WHAT IS REQUIRED
Quote every line as given.
--- Start of EXTRACTED DATA ---
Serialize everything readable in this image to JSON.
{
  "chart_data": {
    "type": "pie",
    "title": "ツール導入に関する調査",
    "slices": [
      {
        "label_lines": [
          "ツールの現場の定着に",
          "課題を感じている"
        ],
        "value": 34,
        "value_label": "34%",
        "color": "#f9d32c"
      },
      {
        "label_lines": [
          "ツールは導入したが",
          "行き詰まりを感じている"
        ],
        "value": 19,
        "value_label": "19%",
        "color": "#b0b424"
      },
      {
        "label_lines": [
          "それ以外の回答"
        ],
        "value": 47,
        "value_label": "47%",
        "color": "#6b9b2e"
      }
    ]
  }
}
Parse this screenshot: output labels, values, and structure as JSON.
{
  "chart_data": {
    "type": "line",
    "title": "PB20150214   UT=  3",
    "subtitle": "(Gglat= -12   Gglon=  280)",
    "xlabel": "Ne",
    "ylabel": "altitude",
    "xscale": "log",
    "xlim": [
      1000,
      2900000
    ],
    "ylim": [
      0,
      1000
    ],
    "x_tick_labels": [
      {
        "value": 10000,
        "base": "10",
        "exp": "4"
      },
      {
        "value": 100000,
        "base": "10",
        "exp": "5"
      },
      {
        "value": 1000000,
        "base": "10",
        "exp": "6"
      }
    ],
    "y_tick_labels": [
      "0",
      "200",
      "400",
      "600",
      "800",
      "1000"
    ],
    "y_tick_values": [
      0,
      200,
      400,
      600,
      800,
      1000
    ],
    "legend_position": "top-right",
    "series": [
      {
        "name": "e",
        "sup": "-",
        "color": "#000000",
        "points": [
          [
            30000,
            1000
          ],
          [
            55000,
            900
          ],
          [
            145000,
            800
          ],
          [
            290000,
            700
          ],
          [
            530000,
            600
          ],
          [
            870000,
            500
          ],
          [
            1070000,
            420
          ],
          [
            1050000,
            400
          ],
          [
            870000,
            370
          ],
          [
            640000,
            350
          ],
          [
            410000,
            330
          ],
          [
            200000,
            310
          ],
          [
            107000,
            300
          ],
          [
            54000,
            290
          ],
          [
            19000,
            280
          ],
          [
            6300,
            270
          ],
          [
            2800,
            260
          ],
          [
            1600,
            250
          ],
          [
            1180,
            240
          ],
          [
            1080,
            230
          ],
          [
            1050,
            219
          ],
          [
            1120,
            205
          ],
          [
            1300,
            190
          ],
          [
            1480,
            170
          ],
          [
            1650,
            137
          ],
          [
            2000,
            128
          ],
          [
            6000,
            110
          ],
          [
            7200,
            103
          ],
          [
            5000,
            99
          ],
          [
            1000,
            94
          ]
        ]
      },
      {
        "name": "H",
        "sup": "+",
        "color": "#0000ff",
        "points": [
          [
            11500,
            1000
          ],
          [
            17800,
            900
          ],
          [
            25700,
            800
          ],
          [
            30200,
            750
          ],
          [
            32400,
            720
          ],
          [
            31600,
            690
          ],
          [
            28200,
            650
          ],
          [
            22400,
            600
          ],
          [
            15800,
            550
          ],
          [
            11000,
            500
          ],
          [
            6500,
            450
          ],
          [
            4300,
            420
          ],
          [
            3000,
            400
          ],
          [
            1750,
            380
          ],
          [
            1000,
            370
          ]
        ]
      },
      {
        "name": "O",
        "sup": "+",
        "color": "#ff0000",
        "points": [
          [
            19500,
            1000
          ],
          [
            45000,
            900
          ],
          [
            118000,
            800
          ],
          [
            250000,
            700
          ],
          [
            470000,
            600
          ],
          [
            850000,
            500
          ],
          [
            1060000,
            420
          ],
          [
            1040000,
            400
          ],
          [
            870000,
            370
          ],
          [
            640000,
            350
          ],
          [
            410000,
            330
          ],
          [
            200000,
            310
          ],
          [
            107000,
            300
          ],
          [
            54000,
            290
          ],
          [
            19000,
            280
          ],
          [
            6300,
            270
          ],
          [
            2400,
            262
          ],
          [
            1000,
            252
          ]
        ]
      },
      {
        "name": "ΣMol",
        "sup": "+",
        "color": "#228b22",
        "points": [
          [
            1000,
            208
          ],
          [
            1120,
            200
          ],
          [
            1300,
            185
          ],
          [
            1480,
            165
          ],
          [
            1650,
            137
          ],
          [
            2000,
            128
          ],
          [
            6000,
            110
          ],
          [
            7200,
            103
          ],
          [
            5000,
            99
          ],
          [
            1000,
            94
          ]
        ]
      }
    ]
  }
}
--- End of EXTRACTED DATA ---
WRITTEN RESPONSE
Serialize everything readable in this image to JSON.
{
  "chart_data": {
    "type": "pie",
    "title": "ツール導入に関する調査",
    "slices": [
      {
        "label_lines": [
          "ツールの現場の定着に",
          "課題を感じている"
        ],
        "value": 34,
        "value_label": "34%",
        "color": "#f9d32c"
      },
      {
        "label_lines": [
          "ツールは導入したが",
          "行き詰まりを感じている"
        ],
        "value": 19,
        "value_label": "19%",
        "color": "#b0b424"
      },
      {
        "label_lines": [
          "それ以外の回答"
        ],
        "value": 47,
        "value_label": "47%",
        "color": "#6b9b2e"
      }
    ]
  }
}
Parse this screenshot: output labels, values, and structure as JSON.
{
  "chart_data": {
    "type": "line",
    "title": "PB20150214   UT=  3",
    "subtitle": "(Gglat= -12   Gglon=  280)",
    "xlabel": "Ne",
    "ylabel": "altitude",
    "xscale": "log",
    "xlim": [
      1000,
      2900000
    ],
    "ylim": [
      0,
      1000
    ],
    "x_tick_labels": [
      {
        "value": 10000,
        "base": "10",
        "exp": "4"
      },
      {
        "value": 100000,
        "base": "10",
        "exp": "5"
      },
      {
        "value": 1000000,
        "base": "10",
        "exp": "6"
      }
    ],
    "y_tick_labels": [
      "0",
      "200",
      "400",
      "600",
      "800",
      "1000"
    ],
    "y_tick_values": [
      0,
      200,
      400,
      600,
      800,
      1000
    ],
    "legend_position": "top-right",
    "series": [
      {
        "name": "e",
        "sup": "-",
        "color": "#000000",
        "points": [
          [
            30000,
            1000
          ],
          [
            55000,
            900
          ],
          [
            145000,
            800
          ],
          [
            290000,
            700
          ],
          [
            530000,
            600
          ],
          [
            870000,
            500
          ],
          [
            1070000,
            420
          ],
          [
            1050000,
            400
          ],
          [
            870000,
            370
          ],
          [
            640000,
            350
          ],
          [
            410000,
            330
          ],
          [
            200000,
            310
          ],
          [
            107000,
            300
          ],
          [
            54000,
            290
          ],
          [
            19000,
            280
          ],
          [
            6300,
            270
          ],
          [
            2800,
            260
          ],
          [
            1600,
            250
          ],
          [
            1180,
            240
          ],
          [
            1080,
            230
          ],
          [
            1050,
            219
          ],
          [
            1120,
            205
          ],
          [
            1300,
            190
          ],
          [
            1480,
            170
          ],
          [
            1650,
            137
          ],
          [
            2000,
            128
          ],
          [
            6000,
            110
          ],
          [
            7200,
            103
          ],
          [
            5000,
            99
          ],
          [
            1000,
            94
          ]
        ]
      },
      {
        "name": "H",
        "sup": "+",
        "color": "#0000ff",
        "points": [
          [
            11500,
            1000
          ],
          [
            17800,
            900
          ],
          [
            25700,
            800
          ],
          [
            30200,
            750
          ],
          [
            32400,
            720
          ],
          [
            31600,
            690
          ],
          [
            28200,
            650
          ],
          [
            22400,
            600
          ],
          [
            15800,
            550
          ],
          [
            11000,
            500
          ],
          [
            6500,
            450
          ],
          [
            4300,
            420
          ],
          [
            3000,
            400
          ],
          [
            1750,
            380
          ],
          [
            1000,
            370
          ]
        ]
      },
      {
        "name": "O",
        "sup": "+",
        "color": "#ff0000",
        "points": [
          [
            19500,
            1000
          ],
          [
            45000,
            900
          ],
          [
            118000,
            800
          ],
          [
            250000,
            700
          ],
          [
            470000,
            600
          ],
          [
            850000,
            500
          ],
          [
            1060000,
            420
          ],
          [
            1040000,
            400
          ],
          [
            870000,
            370
          ],
          [
            640000,
            350
          ],
          [
            410000,
            330
          ],
          [
            200000,
            310
          ],
          [
            107000,
            300
          ],
          [
            54000,
            290
          ],
          [
            19000,
            280
          ],
          [
            6300,
            270
          ],
          [
            2400,
            262
          ],
          [
            1000,
            252
          ]
        ]
      },
      {
        "name": "ΣMol",
        "sup": "+",
        "color": "#228b22",
        "points": [
          [
            1000,
            208
          ],
          [
            1120,
            200
          ],
          [
            1300,
            185
          ],
          [
            1480,
            165
          ],
          [
            1650,
            137
          ],
          [
            2000,
            128
          ],
          [
            6000,
            110
          ],
          [
            7200,
            103
          ],
          [
            5000,
            99
          ],
          [
            1000,
            94
          ]
        ]
      }
    ]
  }
}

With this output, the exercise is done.